[Extracted records]
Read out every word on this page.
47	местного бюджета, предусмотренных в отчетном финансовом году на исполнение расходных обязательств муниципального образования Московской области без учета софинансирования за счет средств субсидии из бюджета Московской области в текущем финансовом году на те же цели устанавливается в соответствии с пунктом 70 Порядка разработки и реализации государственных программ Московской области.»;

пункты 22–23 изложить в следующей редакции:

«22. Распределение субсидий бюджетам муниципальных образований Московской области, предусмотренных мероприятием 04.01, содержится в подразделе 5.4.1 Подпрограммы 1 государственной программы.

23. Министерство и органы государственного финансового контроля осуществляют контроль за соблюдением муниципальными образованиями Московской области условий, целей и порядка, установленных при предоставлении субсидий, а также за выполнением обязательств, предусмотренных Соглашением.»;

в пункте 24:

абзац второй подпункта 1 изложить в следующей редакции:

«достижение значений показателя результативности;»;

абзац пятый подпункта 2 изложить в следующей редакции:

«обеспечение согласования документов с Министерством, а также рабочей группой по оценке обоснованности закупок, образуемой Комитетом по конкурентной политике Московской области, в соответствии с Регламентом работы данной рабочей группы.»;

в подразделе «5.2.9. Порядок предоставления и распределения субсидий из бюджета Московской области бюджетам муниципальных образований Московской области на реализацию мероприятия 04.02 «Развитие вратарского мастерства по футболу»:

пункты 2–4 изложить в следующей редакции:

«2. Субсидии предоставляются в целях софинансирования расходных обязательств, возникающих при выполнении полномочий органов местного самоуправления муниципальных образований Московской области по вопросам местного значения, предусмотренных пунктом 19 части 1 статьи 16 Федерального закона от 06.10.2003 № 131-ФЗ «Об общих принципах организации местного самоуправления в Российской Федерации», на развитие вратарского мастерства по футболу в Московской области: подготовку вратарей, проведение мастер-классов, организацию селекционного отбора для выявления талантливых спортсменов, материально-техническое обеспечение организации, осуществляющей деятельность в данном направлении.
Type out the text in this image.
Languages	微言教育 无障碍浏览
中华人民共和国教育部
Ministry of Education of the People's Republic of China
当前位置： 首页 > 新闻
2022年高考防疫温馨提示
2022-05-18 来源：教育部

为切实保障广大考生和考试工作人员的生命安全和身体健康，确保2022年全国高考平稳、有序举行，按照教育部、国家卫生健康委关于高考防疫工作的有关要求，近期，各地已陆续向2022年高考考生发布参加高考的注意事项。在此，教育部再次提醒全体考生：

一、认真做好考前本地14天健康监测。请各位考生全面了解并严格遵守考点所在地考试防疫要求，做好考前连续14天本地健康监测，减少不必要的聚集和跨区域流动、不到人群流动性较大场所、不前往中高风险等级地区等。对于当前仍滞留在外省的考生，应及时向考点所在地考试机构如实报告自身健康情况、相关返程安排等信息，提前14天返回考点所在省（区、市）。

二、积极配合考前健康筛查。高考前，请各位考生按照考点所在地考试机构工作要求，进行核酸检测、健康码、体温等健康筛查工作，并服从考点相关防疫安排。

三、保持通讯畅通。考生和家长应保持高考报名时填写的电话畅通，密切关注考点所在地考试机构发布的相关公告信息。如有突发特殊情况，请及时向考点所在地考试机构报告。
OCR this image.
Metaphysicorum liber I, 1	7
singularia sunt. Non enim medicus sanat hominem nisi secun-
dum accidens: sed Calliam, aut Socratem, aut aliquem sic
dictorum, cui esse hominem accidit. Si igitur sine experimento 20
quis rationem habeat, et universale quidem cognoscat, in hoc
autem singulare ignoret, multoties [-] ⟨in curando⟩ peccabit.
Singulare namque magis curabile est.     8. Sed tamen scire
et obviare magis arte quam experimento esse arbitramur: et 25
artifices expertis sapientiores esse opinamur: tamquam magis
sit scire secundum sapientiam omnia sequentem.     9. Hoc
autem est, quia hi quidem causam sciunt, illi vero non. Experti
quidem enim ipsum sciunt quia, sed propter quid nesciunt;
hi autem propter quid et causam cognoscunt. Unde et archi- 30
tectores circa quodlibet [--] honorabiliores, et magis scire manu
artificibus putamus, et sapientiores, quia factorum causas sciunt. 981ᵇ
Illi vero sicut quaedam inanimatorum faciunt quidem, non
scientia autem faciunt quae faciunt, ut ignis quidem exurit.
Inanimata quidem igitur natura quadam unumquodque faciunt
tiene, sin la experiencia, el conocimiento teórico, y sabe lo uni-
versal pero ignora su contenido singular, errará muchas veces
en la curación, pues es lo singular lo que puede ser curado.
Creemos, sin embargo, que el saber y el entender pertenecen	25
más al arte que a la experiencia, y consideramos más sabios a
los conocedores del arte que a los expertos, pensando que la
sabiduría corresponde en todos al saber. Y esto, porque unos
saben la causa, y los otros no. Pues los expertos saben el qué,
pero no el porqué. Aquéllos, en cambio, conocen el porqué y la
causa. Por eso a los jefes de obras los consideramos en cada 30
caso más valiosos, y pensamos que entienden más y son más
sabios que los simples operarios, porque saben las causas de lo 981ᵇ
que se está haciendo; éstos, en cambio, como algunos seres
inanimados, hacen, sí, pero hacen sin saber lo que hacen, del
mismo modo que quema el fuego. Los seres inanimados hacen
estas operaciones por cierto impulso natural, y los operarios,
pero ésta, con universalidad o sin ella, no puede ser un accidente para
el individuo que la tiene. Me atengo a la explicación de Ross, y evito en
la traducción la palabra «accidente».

**SET EXERCISE**
Pick out, from the lines above, every one that contains the string "causam".

**TASK OUTPUT**
autem est, quia hi quidem causam sciunt, illi vero non. Experti
hi autem propter quid et causam cognoscunt. Unde et archi- 30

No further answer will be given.